# START OF Provided data
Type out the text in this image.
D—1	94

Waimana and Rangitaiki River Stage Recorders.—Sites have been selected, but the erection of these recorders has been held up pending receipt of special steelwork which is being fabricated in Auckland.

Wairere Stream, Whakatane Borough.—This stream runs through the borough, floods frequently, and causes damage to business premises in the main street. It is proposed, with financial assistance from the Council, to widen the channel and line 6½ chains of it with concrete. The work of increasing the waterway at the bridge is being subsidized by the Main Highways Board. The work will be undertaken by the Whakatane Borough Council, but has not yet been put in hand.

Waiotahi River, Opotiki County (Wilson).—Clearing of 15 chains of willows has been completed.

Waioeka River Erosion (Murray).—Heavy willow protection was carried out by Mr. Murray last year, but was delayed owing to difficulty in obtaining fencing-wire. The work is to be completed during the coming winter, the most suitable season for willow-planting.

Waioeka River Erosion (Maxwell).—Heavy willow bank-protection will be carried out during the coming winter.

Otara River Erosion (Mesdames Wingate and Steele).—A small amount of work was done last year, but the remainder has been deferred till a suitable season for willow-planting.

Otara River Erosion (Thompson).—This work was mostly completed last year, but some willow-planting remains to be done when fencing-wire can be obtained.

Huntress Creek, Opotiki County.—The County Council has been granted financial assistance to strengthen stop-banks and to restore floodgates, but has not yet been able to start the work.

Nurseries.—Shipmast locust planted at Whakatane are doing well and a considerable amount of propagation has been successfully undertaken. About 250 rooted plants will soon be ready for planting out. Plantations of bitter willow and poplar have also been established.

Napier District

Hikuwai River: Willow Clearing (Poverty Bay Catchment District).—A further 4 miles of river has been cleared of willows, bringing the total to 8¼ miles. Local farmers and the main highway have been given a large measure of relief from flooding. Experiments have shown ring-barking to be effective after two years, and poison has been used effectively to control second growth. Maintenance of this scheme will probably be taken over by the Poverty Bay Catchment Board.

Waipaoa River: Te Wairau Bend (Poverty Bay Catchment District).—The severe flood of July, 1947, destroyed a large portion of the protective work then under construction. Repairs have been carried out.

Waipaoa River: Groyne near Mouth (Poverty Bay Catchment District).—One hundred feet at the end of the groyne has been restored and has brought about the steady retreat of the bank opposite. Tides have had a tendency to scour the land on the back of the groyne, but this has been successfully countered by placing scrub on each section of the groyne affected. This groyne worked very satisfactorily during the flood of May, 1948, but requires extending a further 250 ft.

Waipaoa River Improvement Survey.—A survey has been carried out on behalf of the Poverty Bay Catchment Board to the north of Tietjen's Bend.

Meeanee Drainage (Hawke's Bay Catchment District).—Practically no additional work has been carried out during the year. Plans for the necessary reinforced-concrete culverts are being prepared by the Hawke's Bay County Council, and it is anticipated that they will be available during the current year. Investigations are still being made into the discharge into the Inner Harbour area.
# END OF Provided data
# [Given request]
List each line holding the string "chains".

# [Reply]
Wairere Stream, Whakatane Borough.—This stream runs through the borough, floods frequently, and causes damage to business premises in the main street. It is proposed, with financial assistance from the Council, to widen the channel and line 6½ chains of it with concrete. The work of increasing the waterway at the bridge is being subsidized by the Main Highways Board. The work will be undertaken by the Whakatane Borough Council, but has not yet been put in hand.
Waiotahi River, Opotiki County (Wilson).—Clearing of 15 chains of willows has been completed.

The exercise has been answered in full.